### Problem statement
In the entries below, find every line with "Реестр" and copy it.

────

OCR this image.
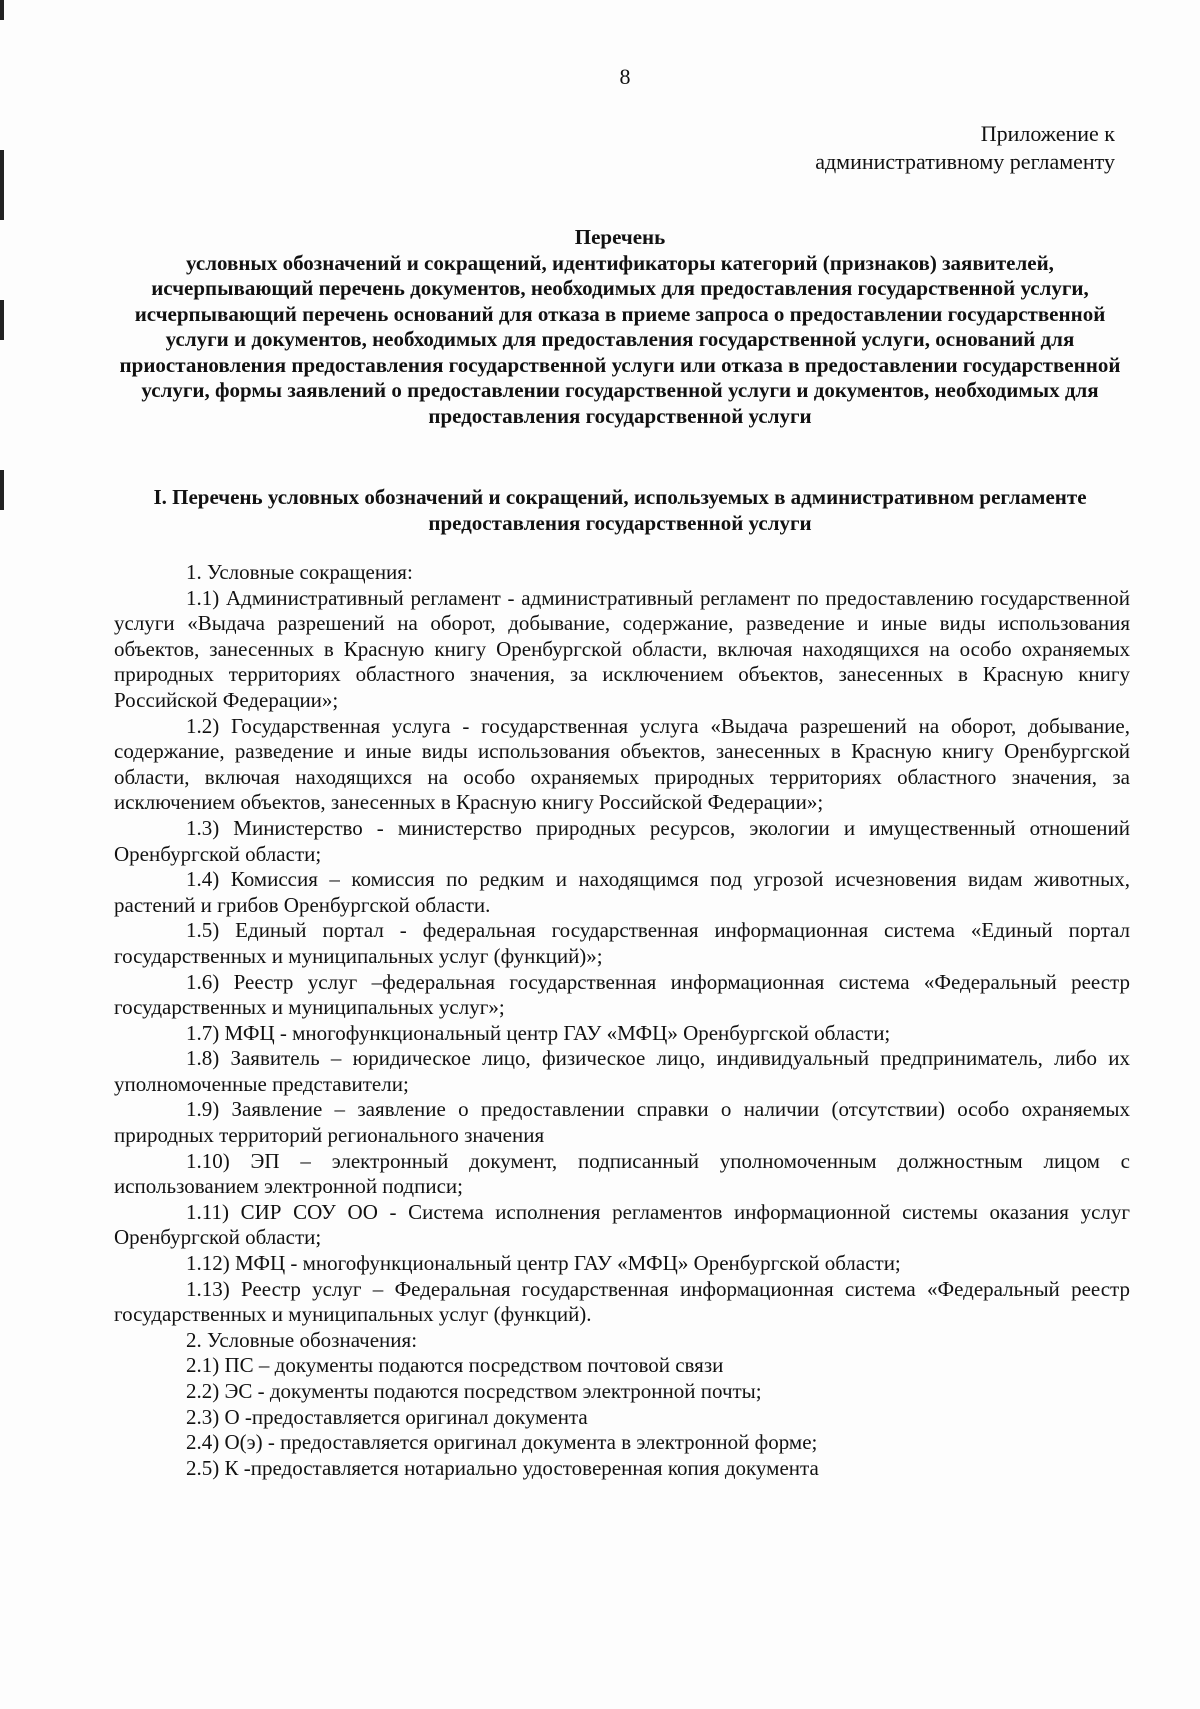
8
Приложение к
административному регламенту
Перечень
условных обозначений и сокращений, идентификаторы категорий (признаков) заявителей, исчерпывающий перечень документов, необходимых для предоставления государственной услуги, исчерпывающий перечень оснований для отказа в приеме запроса о предоставлении государственной услуги и документов, необходимых для предоставления государственной услуги, оснований для приостановления предоставления государственной услуги или отказа в предоставлении государственной услуги, формы заявлений о предоставлении государственной услуги и документов, необходимых для предоставления государственной услуги
I. Перечень условных обозначений и сокращений, используемых в административном регламенте предоставления государственной услуги

1. Условные сокращения:

1.1) Административный регламент - административный регламент по предоставлению государственной услуги «Выдача разрешений на оборот, добывание, содержание, разведение и иные виды использования объектов, занесенных в Красную книгу Оренбургской области, включая находящихся на особо охраняемых природных территориях областного значения, за исключением объектов, занесенных в Красную книгу Российской Федерации»;

1.2) Государственная услуга - государственная услуга «Выдача разрешений на оборот, добывание, содержание, разведение и иные виды использования объектов, занесенных в Красную книгу Оренбургской области, включая находящихся на особо охраняемых природных территориях областного значения, за исключением объектов, занесенных в Красную книгу Российской Федерации»;

1.3) Министерство - министерство природных ресурсов, экологии и имущественный отношений Оренбургской области;

1.4) Комиссия – комиссия по редким и находящимся под угрозой исчезновения видам животных, растений и грибов Оренбургской области.

1.5) Единый портал - федеральная государственная информационная система «Единый портал государственных и муниципальных услуг (функций)»;

1.6) Реестр услуг –федеральная государственная информационная система «Федеральный реестр государственных и муниципальных услуг»;

1.7) МФЦ - многофункциональный центр ГАУ «МФЦ» Оренбургской области;

1.8) Заявитель – юридическое лицо, физическое лицо, индивидуальный предприниматель, либо их уполномоченные представители;

1.9) Заявление – заявление о предоставлении справки о наличии (отсутствии) особо охраняемых природных территорий регионального значения

1.10) ЭП – электронный документ, подписанный уполномоченным должностным лицом с использованием электронной подписи;

1.11) СИР СОУ ОО - Система исполнения регламентов информационной системы оказания услуг Оренбургской области;

1.12) МФЦ - многофункциональный центр ГАУ «МФЦ» Оренбургской области;

1.13) Реестр услуг – Федеральная государственная информационная система «Федеральный реестр государственных и муниципальных услуг (функций).

2. Условные обозначения:

2.1) ПС – документы подаются посредством почтовой связи

2.2) ЭС - документы подаются посредством электронной почты;

2.3) О -предоставляется оригинал документа

2.4) О(э) - предоставляется оригинал документа в электронной форме;

2.5) К -предоставляется нотариально удостоверенная копия документа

────

### Reply to the exercise
1.6) Реестр услуг –федеральная государственная информационная система «Федеральный реестр государственных и муниципальных услуг»;
1.13) Реестр услуг – Федеральная государственная информационная система «Федеральный реестр государственных и муниципальных услуг (функций).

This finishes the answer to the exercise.